_PROBLEM DESCRIPTION:_ Would you output the whole listing below, exactly as it reads?

***

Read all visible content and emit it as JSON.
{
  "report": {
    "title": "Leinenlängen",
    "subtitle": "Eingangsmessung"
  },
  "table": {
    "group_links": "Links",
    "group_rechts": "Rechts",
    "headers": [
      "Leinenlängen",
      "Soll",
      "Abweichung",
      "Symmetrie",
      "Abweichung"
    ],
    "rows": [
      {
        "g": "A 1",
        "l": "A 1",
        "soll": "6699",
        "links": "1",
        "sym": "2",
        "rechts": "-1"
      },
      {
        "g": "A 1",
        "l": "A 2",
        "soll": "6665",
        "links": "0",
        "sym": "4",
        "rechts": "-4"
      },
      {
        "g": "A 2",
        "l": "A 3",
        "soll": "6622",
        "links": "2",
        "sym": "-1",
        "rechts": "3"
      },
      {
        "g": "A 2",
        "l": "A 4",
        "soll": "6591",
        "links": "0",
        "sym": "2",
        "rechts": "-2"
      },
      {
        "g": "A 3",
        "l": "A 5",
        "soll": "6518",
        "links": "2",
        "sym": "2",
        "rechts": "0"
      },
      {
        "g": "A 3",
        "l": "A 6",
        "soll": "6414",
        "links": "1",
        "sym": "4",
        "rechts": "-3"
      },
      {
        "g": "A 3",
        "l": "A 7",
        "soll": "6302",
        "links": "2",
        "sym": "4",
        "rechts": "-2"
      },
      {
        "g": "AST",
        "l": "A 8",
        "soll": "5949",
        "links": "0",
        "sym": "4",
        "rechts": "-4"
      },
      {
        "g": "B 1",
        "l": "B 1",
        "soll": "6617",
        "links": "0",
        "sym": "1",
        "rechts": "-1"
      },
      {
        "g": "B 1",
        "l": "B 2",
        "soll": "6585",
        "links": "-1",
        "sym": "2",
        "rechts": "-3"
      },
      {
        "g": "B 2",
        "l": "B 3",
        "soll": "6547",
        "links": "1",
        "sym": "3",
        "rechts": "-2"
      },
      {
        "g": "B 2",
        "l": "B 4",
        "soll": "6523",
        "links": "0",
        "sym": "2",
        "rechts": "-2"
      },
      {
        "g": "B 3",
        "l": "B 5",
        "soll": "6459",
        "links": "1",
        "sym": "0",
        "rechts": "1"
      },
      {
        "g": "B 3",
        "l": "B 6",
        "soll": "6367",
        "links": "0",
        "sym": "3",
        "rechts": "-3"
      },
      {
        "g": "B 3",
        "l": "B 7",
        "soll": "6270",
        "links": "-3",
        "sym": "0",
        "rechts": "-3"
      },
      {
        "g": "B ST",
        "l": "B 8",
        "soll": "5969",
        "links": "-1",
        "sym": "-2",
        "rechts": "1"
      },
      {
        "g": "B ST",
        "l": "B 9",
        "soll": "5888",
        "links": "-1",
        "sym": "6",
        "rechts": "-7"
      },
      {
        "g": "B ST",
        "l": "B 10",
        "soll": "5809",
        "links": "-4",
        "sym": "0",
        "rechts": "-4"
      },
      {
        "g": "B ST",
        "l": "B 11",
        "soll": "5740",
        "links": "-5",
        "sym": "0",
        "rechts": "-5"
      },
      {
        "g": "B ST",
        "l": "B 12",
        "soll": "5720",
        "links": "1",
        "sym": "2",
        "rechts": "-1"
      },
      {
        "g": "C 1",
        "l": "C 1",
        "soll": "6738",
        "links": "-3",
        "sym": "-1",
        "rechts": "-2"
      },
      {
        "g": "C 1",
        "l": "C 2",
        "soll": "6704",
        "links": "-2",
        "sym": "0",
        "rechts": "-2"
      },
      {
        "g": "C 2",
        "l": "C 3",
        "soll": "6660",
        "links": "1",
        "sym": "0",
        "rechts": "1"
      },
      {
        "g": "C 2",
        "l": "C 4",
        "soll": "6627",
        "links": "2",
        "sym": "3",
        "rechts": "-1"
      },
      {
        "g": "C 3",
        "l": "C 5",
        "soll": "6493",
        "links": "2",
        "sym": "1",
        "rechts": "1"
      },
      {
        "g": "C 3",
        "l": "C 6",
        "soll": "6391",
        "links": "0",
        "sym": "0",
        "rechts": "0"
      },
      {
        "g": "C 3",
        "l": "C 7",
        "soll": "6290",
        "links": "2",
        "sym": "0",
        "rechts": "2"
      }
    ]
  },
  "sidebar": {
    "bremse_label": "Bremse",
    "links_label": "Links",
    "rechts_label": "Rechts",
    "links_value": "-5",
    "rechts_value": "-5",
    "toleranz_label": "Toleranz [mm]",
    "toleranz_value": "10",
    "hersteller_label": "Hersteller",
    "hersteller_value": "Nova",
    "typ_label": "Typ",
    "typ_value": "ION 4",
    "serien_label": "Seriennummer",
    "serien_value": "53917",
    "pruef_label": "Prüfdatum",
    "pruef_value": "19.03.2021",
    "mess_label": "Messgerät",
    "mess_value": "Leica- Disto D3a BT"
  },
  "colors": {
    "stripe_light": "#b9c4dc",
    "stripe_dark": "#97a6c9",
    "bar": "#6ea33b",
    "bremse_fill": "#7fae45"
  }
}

***

_OUTPUT OF THE EXERCISE:_
Read all visible content and emit it as JSON.
{
  "report": {
    "title": "Leinenlängen",
    "subtitle": "Eingangsmessung"
  },
  "table": {
    "group_links": "Links",
    "group_rechts": "Rechts",
    "headers": [
      "Leinenlängen",
      "Soll",
      "Abweichung",
      "Symmetrie",
      "Abweichung"
    ],
    "rows": [
      {
        "g": "A 1",
        "l": "A 1",
        "soll": "6699",
        "links": "1",
        "sym": "2",
        "rechts": "-1"
      },
      {
        "g": "A 1",
        "l": "A 2",
        "soll": "6665",
        "links": "0",
        "sym": "4",
        "rechts": "-4"
      },
      {
        "g": "A 2",
        "l": "A 3",
        "soll": "6622",
        "links": "2",
        "sym": "-1",
        "rechts": "3"
      },
      {
        "g": "A 2",
        "l": "A 4",
        "soll": "6591",
        "links": "0",
        "sym": "2",
        "rechts": "-2"
      },
      {
        "g": "A 3",
        "l": "A 5",
        "soll": "6518",
        "links": "2",
        "sym": "2",
        "rechts": "0"
      },
      {
        "g": "A 3",
        "l": "A 6",
        "soll": "6414",
        "links": "1",
        "sym": "4",
        "rechts": "-3"
      },
      {
        "g": "A 3",
        "l": "A 7",
        "soll": "6302",
        "links": "2",
        "sym": "4",
        "rechts": "-2"
      },
      {
        "g": "AST",
        "l": "A 8",
        "soll": "5949",
        "links": "0",
        "sym": "4",
        "rechts": "-4"
      },
      {
        "g": "B 1",
        "l": "B 1",
        "soll": "6617",
        "links": "0",
        "sym": "1",
        "rechts": "-1"
      },
      {
        "g": "B 1",
        "l": "B 2",
        "soll": "6585",
        "links": "-1",
        "sym": "2",
        "rechts": "-3"
      },
      {
        "g": "B 2",
        "l": "B 3",
        "soll": "6547",
        "links": "1",
        "sym": "3",
        "rechts": "-2"
      },
      {
        "g": "B 2",
        "l": "B 4",
        "soll": "6523",
        "links": "0",
        "sym": "2",
        "rechts": "-2"
      },
      {
        "g": "B 3",
        "l": "B 5",
        "soll": "6459",
        "links": "1",
        "sym": "0",
        "rechts": "1"
      },
      {
        "g": "B 3",
        "l": "B 6",
        "soll": "6367",
        "links": "0",
        "sym": "3",
        "rechts": "-3"
      },
      {
        "g": "B 3",
        "l": "B 7",
        "soll": "6270",
        "links": "-3",
        "sym": "0",
        "rechts": "-3"
      },
      {
        "g": "B ST",
        "l": "B 8",
        "soll": "5969",
        "links": "-1",
        "sym": "-2",
        "rechts": "1"
      },
      {
        "g": "B ST",
        "l": "B 9",
        "soll": "5888",
        "links": "-1",
        "sym": "6",
        "rechts": "-7"
      },
      {
        "g": "B ST",
        "l": "B 10",
        "soll": "5809",
        "links": "-4",
        "sym": "0",
        "rechts": "-4"
      },
      {
        "g": "B ST",
        "l": "B 11",
        "soll": "5740",
        "links": "-5",
        "sym": "0",
        "rechts": "-5"
      },
      {
        "g": "B ST",
        "l": "B 12",
        "soll": "5720",
        "links": "1",
        "sym": "2",
        "rechts": "-1"
      },
      {
        "g": "C 1",
        "l": "C 1",
        "soll": "6738",
        "links": "-3",
        "sym": "-1",
        "rechts": "-2"
      },
      {
        "g": "C 1",
        "l": "C 2",
        "soll": "6704",
        "links": "-2",
        "sym": "0",
        "rechts": "-2"
      },
      {
        "g": "C 2",
        "l": "C 3",
        "soll": "6660",
        "links": "1",
        "sym": "0",
        "rechts": "1"
      },
      {
        "g": "C 2",
        "l": "C 4",
        "soll": "6627",
        "links": "2",
        "sym": "3",
        "rechts": "-1"
      },
      {
        "g": "C 3",
        "l": "C 5",
        "soll": "6493",
        "links": "2",
        "sym": "1",
        "rechts": "1"
      },
      {
        "g": "C 3",
        "l": "C 6",
        "soll": "6391",
        "links": "0",
        "sym": "0",
        "rechts": "0"
      },
      {
        "g": "C 3",
        "l": "C 7",
        "soll": "6290",
        "links": "2",
        "sym": "0",
        "rechts": "2"
      }
    ]
  },
  "sidebar": {
    "bremse_label": "Bremse",
    "links_label": "Links",
    "rechts_label": "Rechts",
    "links_value": "-5",
    "rechts_value": "-5",
    "toleranz_label": "Toleranz [mm]",
    "toleranz_value": "10",
    "hersteller_label": "Hersteller",
    "hersteller_value": "Nova",
    "typ_label": "Typ",
    "typ_value": "ION 4",
    "serien_label": "Seriennummer",
    "serien_value": "53917",
    "pruef_label": "Prüfdatum",
    "pruef_value": "19.03.2021",
    "mess_label": "Messgerät",
    "mess_value": "Leica- Disto D3a BT"
  },
  "colors": {
    "stripe_light": "#b9c4dc",
    "stripe_dark": "#97a6c9",
    "bar": "#6ea33b",
    "bremse_fill": "#7fae45"
  }
}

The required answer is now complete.